● **WHAT NEEDS TO BE DONE**: Locate each line of the material that contains "个人事迹", then return it.

(A block of data)

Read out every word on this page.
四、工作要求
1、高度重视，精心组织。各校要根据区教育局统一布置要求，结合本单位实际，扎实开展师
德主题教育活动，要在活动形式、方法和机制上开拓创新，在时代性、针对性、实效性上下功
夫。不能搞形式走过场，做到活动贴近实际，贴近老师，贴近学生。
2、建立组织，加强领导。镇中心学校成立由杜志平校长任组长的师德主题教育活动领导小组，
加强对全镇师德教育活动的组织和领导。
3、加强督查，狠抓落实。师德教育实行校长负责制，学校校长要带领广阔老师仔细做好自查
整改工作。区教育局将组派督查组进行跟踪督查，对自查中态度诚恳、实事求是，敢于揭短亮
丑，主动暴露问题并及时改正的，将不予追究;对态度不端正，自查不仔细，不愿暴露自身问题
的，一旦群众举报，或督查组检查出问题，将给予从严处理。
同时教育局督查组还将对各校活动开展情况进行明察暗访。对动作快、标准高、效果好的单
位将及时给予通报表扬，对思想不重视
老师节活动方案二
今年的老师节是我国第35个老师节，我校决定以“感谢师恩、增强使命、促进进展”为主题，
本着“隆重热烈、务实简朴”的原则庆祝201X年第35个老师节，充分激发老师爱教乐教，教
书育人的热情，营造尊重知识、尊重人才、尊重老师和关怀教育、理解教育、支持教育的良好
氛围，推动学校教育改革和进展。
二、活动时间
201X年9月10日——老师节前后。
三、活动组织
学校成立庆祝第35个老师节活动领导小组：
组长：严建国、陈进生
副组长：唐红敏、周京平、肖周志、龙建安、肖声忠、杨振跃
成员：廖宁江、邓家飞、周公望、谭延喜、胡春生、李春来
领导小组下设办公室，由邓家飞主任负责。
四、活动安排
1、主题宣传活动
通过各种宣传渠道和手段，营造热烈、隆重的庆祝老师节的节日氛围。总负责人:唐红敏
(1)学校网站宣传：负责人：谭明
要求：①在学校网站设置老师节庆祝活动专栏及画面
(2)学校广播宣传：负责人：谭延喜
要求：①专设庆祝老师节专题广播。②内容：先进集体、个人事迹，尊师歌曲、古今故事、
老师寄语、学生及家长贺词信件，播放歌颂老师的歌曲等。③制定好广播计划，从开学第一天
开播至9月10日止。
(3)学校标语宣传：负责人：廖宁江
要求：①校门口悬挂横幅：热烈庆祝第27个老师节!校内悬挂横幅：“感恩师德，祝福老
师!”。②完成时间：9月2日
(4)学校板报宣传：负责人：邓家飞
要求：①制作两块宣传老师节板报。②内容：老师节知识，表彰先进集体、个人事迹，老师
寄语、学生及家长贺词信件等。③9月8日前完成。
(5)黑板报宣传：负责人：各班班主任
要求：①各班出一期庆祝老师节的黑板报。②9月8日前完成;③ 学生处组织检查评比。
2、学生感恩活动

● **ANSWER**:
要求：①专设庆祝老师节专题广播。②内容：先进集体、个人事迹，尊师歌曲、古今故事、
要求：①制作两块宣传老师节板报。②内容：老师节知识，表彰先进集体、个人事迹，老师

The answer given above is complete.